> _TASK PROMPT_
Locate every line in the records below that contains the word "this", and copy each one.

Start of MATERIALS PROVIDED

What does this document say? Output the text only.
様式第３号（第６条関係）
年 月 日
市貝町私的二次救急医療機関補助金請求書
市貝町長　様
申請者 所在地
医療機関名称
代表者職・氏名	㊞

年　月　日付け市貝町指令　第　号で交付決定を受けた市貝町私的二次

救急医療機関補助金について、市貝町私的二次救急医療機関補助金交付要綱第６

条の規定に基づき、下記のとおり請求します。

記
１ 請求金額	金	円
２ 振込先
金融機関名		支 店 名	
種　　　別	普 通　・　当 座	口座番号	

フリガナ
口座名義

End of MATERIALS PROVIDED
Start of MATERIALS PROVIDED

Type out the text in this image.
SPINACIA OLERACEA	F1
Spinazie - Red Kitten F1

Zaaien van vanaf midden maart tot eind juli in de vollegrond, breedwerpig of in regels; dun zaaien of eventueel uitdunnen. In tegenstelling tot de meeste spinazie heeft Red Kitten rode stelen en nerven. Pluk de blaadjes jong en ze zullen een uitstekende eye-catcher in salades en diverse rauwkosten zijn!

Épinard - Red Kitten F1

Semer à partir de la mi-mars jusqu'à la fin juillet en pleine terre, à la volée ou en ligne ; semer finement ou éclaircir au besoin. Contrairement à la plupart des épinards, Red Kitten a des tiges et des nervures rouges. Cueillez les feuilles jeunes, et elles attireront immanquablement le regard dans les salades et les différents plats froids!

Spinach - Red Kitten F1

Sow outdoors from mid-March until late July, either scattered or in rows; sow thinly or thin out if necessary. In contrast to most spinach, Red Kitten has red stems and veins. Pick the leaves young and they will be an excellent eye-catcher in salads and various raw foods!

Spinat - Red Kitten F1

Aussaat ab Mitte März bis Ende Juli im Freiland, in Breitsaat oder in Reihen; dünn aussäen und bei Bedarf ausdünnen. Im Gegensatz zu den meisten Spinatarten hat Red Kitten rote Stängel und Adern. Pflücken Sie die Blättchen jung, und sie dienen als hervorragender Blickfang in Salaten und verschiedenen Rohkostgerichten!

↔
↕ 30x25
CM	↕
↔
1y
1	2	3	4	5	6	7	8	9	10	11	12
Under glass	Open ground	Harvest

End of MATERIALS PROVIDED

> _RESPONSE TO THE TASK_
What does this document say? Output the text only.
Type out the text in this image.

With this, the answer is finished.